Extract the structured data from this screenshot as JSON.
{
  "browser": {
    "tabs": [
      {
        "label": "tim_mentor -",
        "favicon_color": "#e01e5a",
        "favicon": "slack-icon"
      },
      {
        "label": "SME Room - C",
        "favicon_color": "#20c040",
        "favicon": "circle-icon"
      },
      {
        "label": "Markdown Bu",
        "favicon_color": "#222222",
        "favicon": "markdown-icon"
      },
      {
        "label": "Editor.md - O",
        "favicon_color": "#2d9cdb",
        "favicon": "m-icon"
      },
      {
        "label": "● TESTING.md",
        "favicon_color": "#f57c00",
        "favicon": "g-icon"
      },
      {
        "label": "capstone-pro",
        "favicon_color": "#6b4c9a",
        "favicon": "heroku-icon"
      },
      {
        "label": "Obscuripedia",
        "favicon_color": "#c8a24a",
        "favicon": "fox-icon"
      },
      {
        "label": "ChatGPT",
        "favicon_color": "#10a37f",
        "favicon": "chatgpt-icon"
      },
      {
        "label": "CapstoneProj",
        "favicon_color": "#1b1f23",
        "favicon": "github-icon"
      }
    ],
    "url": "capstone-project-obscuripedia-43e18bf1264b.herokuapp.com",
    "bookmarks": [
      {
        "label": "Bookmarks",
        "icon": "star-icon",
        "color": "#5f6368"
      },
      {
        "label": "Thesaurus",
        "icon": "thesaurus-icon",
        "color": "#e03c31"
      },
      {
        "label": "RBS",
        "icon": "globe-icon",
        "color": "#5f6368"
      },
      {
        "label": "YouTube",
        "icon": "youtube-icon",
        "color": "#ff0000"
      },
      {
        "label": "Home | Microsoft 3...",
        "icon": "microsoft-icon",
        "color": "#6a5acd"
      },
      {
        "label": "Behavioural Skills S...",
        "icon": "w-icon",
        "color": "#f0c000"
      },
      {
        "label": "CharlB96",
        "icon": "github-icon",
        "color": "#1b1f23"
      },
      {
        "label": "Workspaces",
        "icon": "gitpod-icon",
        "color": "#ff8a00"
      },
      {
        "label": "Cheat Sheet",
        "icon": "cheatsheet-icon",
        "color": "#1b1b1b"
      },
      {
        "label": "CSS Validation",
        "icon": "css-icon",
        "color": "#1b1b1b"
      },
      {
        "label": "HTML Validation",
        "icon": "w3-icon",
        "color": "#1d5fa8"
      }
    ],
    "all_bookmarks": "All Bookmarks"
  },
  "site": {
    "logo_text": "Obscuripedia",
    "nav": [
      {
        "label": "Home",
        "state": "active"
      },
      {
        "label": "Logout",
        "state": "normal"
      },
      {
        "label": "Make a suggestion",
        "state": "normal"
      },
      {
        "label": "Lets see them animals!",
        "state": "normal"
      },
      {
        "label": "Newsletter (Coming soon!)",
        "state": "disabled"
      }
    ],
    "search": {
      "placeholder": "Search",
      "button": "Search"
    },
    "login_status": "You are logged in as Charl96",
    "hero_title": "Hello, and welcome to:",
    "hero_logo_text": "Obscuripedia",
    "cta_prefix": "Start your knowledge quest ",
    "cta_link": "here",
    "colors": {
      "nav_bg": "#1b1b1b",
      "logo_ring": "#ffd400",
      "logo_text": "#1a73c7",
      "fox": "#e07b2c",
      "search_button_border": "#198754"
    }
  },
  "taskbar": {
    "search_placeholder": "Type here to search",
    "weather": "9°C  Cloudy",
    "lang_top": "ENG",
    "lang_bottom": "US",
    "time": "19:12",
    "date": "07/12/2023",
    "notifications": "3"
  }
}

----

*WRITTEN TASK:*
Give the count of lines in the data above that hold the string "here", with no additional words.

*ANSWER BELOW:*
2